WORK REQUEST → Taking the data below line by line, count those that include the word "managed" and report the number alone.

Document page transcription items:
+ + + +
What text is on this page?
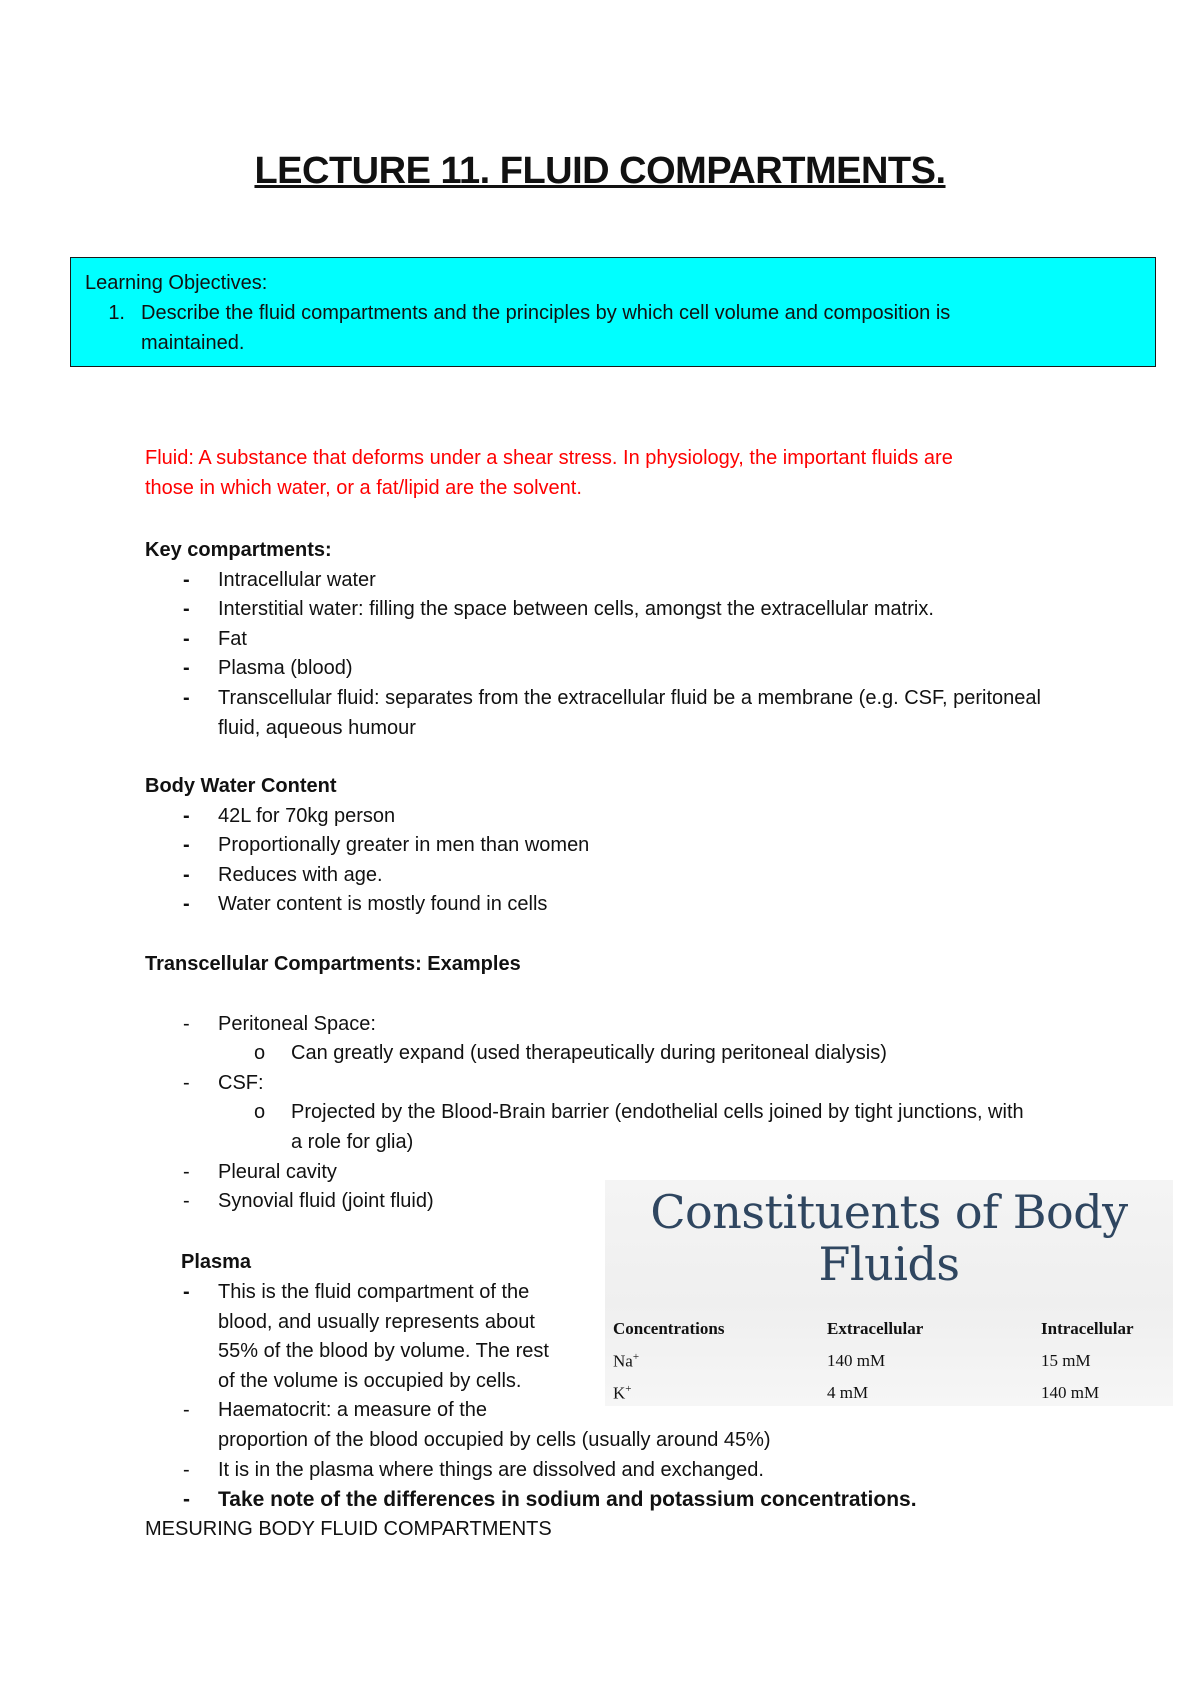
LECTURE 11. FLUID COMPARTMENTS.
Learning Objectives:
1. Describe the fluid compartments and the principles by which cell volume and composition is
maintained.
Fluid: A substance that deforms under a shear stress. In physiology, the important fluids are
those in which water, or a fat/lipid are the solvent.
Key compartments:
- Intracellular water
- Interstitial water: filling the space between cells, amongst the extracellular matrix.
- Fat
- Plasma (blood)
- Transcellular fluid: separates from the extracellular fluid be a membrane (e.g. CSF, peritoneal fluid, aqueous humour
Body Water Content
- 42L for 70kg person
- Proportionally greater in men than women
- Reduces with age.
- Water content is mostly found in cells
Transcellular Compartments: Examples
- Peritoneal Space:
o Can greatly expand (used therapeutically during peritoneal dialysis)
- CSF:
o Projected by the Blood-Brain barrier (endothelial cells joined by tight junctions, with a role for glia)
- Pleural cavity
- Synovial fluid (joint fluid)
Plasma
- This is the fluid compartment of the
blood, and usually represents about
55% of the blood by volume. The rest
of the volume is occupied by cells.
- Haematocrit: a measure of the
proportion of the blood occupied by cells (usually around 45%)
- It is in the plasma where things are dissolved and exchanged.
- Take note of the differences in sodium and potassium concentrations.
MESURING BODY FLUID COMPARTMENTS
Constituents of Body
Fluids
Concentrations	Extracellular	Intracellular
Na+	140 mM	15 mM
K+	4 mM	140 mM
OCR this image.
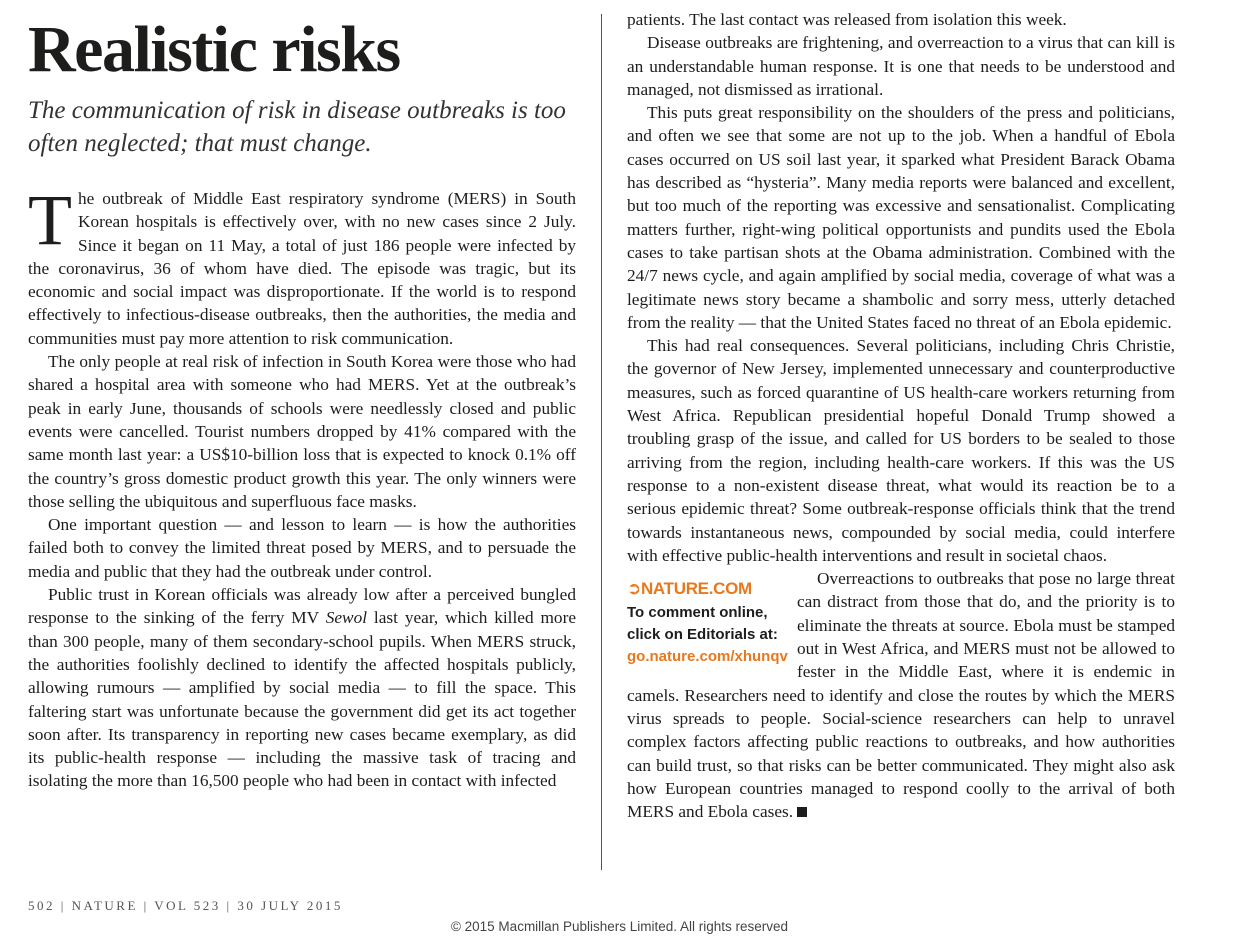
Realistic risks

The communication of risk in disease outbreaks is too often neglected; that must change.

The outbreak of Middle East respiratory syndrome (MERS) in South Korean hospitals is effectively over, with no new cases since 2 July. Since it began on 11 May, a total of just 186 people were infected by the coronavirus, 36 of whom have died. The episode was tragic, but its economic and social impact was disproportionate. If the world is to respond effectively to infectious-disease outbreaks, then the authorities, the media and communities must pay more attention to risk communication.

The only people at real risk of infection in South Korea were those who had shared a hospital area with someone who had MERS. Yet at the outbreak’s peak in early June, thousands of schools were needlessly closed and public events were cancelled. Tourist numbers dropped by 41% compared with the same month last year: a US$10-billion loss that is expected to knock 0.1% off the country’s gross domestic product growth this year. The only winners were those selling the ubiquitous and superfluous face masks.

One important question — and lesson to learn — is how the authorities failed both to convey the limited threat posed by MERS, and to persuade the media and public that they had the outbreak under control.

Public trust in Korean officials was already low after a perceived bungled response to the sinking of the ferry MV Sewol last year, which killed more than 300 people, many of them secondary-school pupils. When MERS struck, the authorities foolishly declined to identify the affected hospitals publicly, allowing rumours — amplified by social media — to fill the space. This faltering start was unfortunate because the government did get its act together soon after. Its transparency in reporting new cases became exemplary, as did its public-health response — including the massive task of tracing and isolating the more than 16,500 people who had been in contact with infected

patients. The last contact was released from isolation this week.

Disease outbreaks are frightening, and overreaction to a virus that can kill is an understandable human response. It is one that needs to be understood and managed, not dismissed as irrational.

This puts great responsibility on the shoulders of the press and politicians, and often we see that some are not up to the job. When a handful of Ebola cases occurred on US soil last year, it sparked what President Barack Obama has described as “hysteria”. Many media reports were balanced and excellent, but too much of the reporting was excessive and sensationalist. Complicating matters further, right-wing political opportunists and pundits used the Ebola cases to take partisan shots at the Obama administration. Combined with the 24/7 news cycle, and again amplified by social media, coverage of what was a legitimate news story became a shambolic and sorry mess, utterly detached from the reality — that the United States faced no threat of an Ebola epidemic.

This had real consequences. Several politicians, including Chris Christie, the governor of New Jersey, implemented unnecessary and counterproductive measures, such as forced quarantine of US health-care workers returning from West Africa. Republican presidential hopeful Donald Trump showed a troubling grasp of the issue, and called for US borders to be sealed to those arriving from the region, including health-care workers. If this was the US response to a non-existent disease threat, what would its reaction be to a serious epidemic threat? Some outbreak-response officials think that the trend towards instantaneous news, compounded by social media, could interfere with effective public-health interventions and result in societal chaos.

➲NATURE.COM
To comment online,
click on Editorials at:
go.nature.com/xhunqv

Overreactions to outbreaks that pose no large threat can distract from those that do, and the priority is to eliminate the threats at source. Ebola must be stamped out in West Africa, and MERS must not be allowed to fester in the Middle East, where it is endemic in camels. Researchers need to identify and close the routes by which the MERS virus spreads to people. Social-science researchers can help to unravel complex factors affecting public reactions to outbreaks, and how authorities can build trust, so that risks can be better communicated. They might also ask how European countries managed to respond coolly to the arrival of both MERS and Ebola cases.

502 | NATURE | VOL 523 | 30 JULY 2015
© 2015 Macmillan Publishers Limited. All rights reserved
+ + + +
YOUR SOLUTION → 2